EXERCISE REQUIREMENTS –
Below is a block of records; repeat all of them exactly.
+++ PROVIDED MATERIAL
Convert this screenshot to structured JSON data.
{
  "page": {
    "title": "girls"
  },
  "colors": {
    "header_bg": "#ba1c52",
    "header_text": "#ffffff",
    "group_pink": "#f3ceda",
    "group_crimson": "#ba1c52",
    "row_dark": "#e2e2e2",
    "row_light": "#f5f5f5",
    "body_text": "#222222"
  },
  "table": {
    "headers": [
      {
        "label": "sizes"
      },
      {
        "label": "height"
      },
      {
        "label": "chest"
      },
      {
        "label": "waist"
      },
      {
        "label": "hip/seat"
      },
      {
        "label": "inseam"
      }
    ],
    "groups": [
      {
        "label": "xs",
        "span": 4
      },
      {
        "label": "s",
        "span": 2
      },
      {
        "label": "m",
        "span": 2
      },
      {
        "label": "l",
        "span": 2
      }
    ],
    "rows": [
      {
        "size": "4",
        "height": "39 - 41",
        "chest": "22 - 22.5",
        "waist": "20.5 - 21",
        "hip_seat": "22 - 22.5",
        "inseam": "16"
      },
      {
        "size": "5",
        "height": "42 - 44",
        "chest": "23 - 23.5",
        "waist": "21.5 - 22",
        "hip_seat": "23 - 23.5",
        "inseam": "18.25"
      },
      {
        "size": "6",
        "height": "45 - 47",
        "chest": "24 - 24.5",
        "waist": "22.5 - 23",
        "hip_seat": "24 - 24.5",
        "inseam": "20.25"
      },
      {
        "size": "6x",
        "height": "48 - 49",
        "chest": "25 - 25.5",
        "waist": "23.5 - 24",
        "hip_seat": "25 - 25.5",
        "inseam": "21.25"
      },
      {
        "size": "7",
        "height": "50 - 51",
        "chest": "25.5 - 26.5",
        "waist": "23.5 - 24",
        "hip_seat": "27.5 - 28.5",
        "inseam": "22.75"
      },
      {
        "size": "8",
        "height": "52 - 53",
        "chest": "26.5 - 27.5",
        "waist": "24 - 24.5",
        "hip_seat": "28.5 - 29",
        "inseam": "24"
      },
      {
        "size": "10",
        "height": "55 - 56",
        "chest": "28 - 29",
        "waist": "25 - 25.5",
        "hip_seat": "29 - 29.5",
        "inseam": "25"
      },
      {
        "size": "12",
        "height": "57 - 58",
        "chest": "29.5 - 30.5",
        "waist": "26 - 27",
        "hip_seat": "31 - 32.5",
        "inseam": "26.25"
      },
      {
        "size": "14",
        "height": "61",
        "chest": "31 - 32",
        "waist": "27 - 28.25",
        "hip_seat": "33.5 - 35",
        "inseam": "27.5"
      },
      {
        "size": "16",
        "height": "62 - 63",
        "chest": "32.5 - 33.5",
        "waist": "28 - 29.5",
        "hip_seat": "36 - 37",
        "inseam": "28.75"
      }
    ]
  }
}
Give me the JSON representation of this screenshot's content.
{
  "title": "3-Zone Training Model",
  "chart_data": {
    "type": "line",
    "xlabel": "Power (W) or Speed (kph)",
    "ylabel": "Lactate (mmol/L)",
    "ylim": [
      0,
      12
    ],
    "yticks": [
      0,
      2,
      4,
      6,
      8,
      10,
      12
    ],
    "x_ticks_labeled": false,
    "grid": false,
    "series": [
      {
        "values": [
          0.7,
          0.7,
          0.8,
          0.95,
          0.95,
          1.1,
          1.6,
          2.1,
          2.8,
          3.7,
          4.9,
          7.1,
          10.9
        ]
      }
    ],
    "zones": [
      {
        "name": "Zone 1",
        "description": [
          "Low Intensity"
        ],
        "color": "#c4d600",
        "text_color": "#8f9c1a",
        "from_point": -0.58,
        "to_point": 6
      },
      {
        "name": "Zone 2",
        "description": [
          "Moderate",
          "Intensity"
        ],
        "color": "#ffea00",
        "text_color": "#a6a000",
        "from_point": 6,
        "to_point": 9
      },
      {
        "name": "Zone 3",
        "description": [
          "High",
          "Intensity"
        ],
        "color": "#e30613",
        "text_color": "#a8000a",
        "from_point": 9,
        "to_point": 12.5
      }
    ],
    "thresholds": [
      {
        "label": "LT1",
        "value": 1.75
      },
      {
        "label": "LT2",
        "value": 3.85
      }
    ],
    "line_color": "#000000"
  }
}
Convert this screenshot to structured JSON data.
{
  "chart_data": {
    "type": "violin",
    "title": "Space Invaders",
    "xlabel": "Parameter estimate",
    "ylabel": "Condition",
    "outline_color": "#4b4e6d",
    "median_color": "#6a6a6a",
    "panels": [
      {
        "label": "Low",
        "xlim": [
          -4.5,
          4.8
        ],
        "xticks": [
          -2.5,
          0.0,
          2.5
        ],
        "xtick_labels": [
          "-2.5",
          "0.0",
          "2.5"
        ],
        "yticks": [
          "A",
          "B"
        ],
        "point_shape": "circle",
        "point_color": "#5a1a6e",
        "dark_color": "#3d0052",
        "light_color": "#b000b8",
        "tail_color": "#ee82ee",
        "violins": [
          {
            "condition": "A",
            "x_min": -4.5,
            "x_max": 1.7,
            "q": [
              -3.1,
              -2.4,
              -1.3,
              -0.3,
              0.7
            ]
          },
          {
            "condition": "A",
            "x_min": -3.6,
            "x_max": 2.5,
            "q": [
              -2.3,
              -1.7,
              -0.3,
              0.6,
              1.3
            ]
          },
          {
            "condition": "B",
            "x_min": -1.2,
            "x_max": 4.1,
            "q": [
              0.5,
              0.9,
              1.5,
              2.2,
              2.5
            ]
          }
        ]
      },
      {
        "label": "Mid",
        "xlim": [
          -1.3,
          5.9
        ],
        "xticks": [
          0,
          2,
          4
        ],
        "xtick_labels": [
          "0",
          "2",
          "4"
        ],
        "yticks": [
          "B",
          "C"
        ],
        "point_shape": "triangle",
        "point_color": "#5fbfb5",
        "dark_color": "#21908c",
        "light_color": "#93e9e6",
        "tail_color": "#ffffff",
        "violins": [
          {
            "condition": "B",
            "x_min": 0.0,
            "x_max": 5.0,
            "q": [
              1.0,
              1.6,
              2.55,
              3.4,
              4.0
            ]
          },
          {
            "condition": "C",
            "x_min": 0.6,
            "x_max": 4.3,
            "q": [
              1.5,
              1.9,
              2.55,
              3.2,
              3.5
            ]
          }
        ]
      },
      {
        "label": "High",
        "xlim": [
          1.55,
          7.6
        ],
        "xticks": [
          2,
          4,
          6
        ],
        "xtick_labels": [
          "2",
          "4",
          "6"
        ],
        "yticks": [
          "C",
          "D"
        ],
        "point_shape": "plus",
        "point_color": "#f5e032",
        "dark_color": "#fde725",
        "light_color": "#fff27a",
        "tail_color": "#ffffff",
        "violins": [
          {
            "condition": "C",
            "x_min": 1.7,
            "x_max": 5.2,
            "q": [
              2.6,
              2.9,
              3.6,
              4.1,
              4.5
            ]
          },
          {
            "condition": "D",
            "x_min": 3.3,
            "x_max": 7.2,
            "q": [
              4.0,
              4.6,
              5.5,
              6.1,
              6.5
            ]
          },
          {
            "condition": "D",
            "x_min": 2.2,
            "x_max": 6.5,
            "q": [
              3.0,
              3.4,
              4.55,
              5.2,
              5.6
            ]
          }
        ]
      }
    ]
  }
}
++++++
THE SOLUTION –
Convert this screenshot to structured JSON data.
{
  "page": {
    "title": "girls"
  },
  "colors": {
    "header_bg": "#ba1c52",
    "header_text": "#ffffff",
    "group_pink": "#f3ceda",
    "group_crimson": "#ba1c52",
    "row_dark": "#e2e2e2",
    "row_light": "#f5f5f5",
    "body_text": "#222222"
  },
  "table": {
    "headers": [
      {
        "label": "sizes"
      },
      {
        "label": "height"
      },
      {
        "label": "chest"
      },
      {
        "label": "waist"
      },
      {
        "label": "hip/seat"
      },
      {
        "label": "inseam"
      }
    ],
    "groups": [
      {
        "label": "xs",
        "span": 4
      },
      {
        "label": "s",
        "span": 2
      },
      {
        "label": "m",
        "span": 2
      },
      {
        "label": "l",
        "span": 2
      }
    ],
    "rows": [
      {
        "size": "4",
        "height": "39 - 41",
        "chest": "22 - 22.5",
        "waist": "20.5 - 21",
        "hip_seat": "22 - 22.5",
        "inseam": "16"
      },
      {
        "size": "5",
        "height": "42 - 44",
        "chest": "23 - 23.5",
        "waist": "21.5 - 22",
        "hip_seat": "23 - 23.5",
        "inseam": "18.25"
      },
      {
        "size": "6",
        "height": "45 - 47",
        "chest": "24 - 24.5",
        "waist": "22.5 - 23",
        "hip_seat": "24 - 24.5",
        "inseam": "20.25"
      },
      {
        "size": "6x",
        "height": "48 - 49",
        "chest": "25 - 25.5",
        "waist": "23.5 - 24",
        "hip_seat": "25 - 25.5",
        "inseam": "21.25"
      },
      {
        "size": "7",
        "height": "50 - 51",
        "chest": "25.5 - 26.5",
        "waist": "23.5 - 24",
        "hip_seat": "27.5 - 28.5",
        "inseam": "22.75"
      },
      {
        "size": "8",
        "height": "52 - 53",
        "chest": "26.5 - 27.5",
        "waist": "24 - 24.5",
        "hip_seat": "28.5 - 29",
        "inseam": "24"
      },
      {
        "size": "10",
        "height": "55 - 56",
        "chest": "28 - 29",
        "waist": "25 - 25.5",
        "hip_seat": "29 - 29.5",
        "inseam": "25"
      },
      {
        "size": "12",
        "height": "57 - 58",
        "chest": "29.5 - 30.5",
        "waist": "26 - 27",
        "hip_seat": "31 - 32.5",
        "inseam": "26.25"
      },
      {
        "size": "14",
        "height": "61",
        "chest": "31 - 32",
        "waist": "27 - 28.25",
        "hip_seat": "33.5 - 35",
        "inseam": "27.5"
      },
      {
        "size": "16",
        "height": "62 - 63",
        "chest": "32.5 - 33.5",
        "waist": "28 - 29.5",
        "hip_seat": "36 - 37",
        "inseam": "28.75"
      }
    ]
  }
}
Give me the JSON representation of this screenshot's content.
{
  "title": "3-Zone Training Model",
  "chart_data": {
    "type": "line",
    "xlabel": "Power (W) or Speed (kph)",
    "ylabel": "Lactate (mmol/L)",
    "ylim": [
      0,
      12
    ],
    "yticks": [
      0,
      2,
      4,
      6,
      8,
      10,
      12
    ],
    "x_ticks_labeled": false,
    "grid": false,
    "series": [
      {
        "values": [
          0.7,
          0.7,
          0.8,
          0.95,
          0.95,
          1.1,
          1.6,
          2.1,
          2.8,
          3.7,
          4.9,
          7.1,
          10.9
        ]
      }
    ],
    "zones": [
      {
        "name": "Zone 1",
        "description": [
          "Low Intensity"
        ],
        "color": "#c4d600",
        "text_color": "#8f9c1a",
        "from_point": -0.58,
        "to_point": 6
      },
      {
        "name": "Zone 2",
        "description": [
          "Moderate",
          "Intensity"
        ],
        "color": "#ffea00",
        "text_color": "#a6a000",
        "from_point": 6,
        "to_point": 9
      },
      {
        "name": "Zone 3",
        "description": [
          "High",
          "Intensity"
        ],
        "color": "#e30613",
        "text_color": "#a8000a",
        "from_point": 9,
        "to_point": 12.5
      }
    ],
    "thresholds": [
      {
        "label": "LT1",
        "value": 1.75
      },
      {
        "label": "LT2",
        "value": 3.85
      }
    ],
    "line_color": "#000000"
  }
}
Convert this screenshot to structured JSON data.
{
  "chart_data": {
    "type": "violin",
    "title": "Space Invaders",
    "xlabel": "Parameter estimate",
    "ylabel": "Condition",
    "outline_color": "#4b4e6d",
    "median_color": "#6a6a6a",
    "panels": [
      {
        "label": "Low",
        "xlim": [
          -4.5,
          4.8
        ],
        "xticks": [
          -2.5,
          0.0,
          2.5
        ],
        "xtick_labels": [
          "-2.5",
          "0.0",
          "2.5"
        ],
        "yticks": [
          "A",
          "B"
        ],
        "point_shape": "circle",
        "point_color": "#5a1a6e",
        "dark_color": "#3d0052",
        "light_color": "#b000b8",
        "tail_color": "#ee82ee",
        "violins": [
          {
            "condition": "A",
            "x_min": -4.5,
            "x_max": 1.7,
            "q": [
              -3.1,
              -2.4,
              -1.3,
              -0.3,
              0.7
            ]
          },
          {
            "condition": "A",
            "x_min": -3.6,
            "x_max": 2.5,
            "q": [
              -2.3,
              -1.7,
              -0.3,
              0.6,
              1.3
            ]
          },
          {
            "condition": "B",
            "x_min": -1.2,
            "x_max": 4.1,
            "q": [
              0.5,
              0.9,
              1.5,
              2.2,
              2.5
            ]
          }
        ]
      },
      {
        "label": "Mid",
        "xlim": [
          -1.3,
          5.9
        ],
        "xticks": [
          0,
          2,
          4
        ],
        "xtick_labels": [
          "0",
          "2",
          "4"
        ],
        "yticks": [
          "B",
          "C"
        ],
        "point_shape": "triangle",
        "point_color": "#5fbfb5",
        "dark_color": "#21908c",
        "light_color": "#93e9e6",
        "tail_color": "#ffffff",
        "violins": [
          {
            "condition": "B",
            "x_min": 0.0,
            "x_max": 5.0,
            "q": [
              1.0,
              1.6,
              2.55,
              3.4,
              4.0
            ]
          },
          {
            "condition": "C",
            "x_min": 0.6,
            "x_max": 4.3,
            "q": [
              1.5,
              1.9,
              2.55,
              3.2,
              3.5
            ]
          }
        ]
      },
      {
        "label": "High",
        "xlim": [
          1.55,
          7.6
        ],
        "xticks": [
          2,
          4,
          6
        ],
        "xtick_labels": [
          "2",
          "4",
          "6"
        ],
        "yticks": [
          "C",
          "D"
        ],
        "point_shape": "plus",
        "point_color": "#f5e032",
        "dark_color": "#fde725",
        "light_color": "#fff27a",
        "tail_color": "#ffffff",
        "violins": [
          {
            "condition": "C",
            "x_min": 1.7,
            "x_max": 5.2,
            "q": [
              2.6,
              2.9,
              3.6,
              4.1,
              4.5
            ]
          },
          {
            "condition": "D",
            "x_min": 3.3,
            "x_max": 7.2,
            "q": [
              4.0,
              4.6,
              5.5,
              6.1,
              6.5
            ]
          },
          {
            "condition": "D",
            "x_min": 2.2,
            "x_max": 6.5,
            "q": [
              3.0,
              3.4,
              4.55,
              5.2,
              5.6
            ]
          }
        ]
      }
    ]
  }
}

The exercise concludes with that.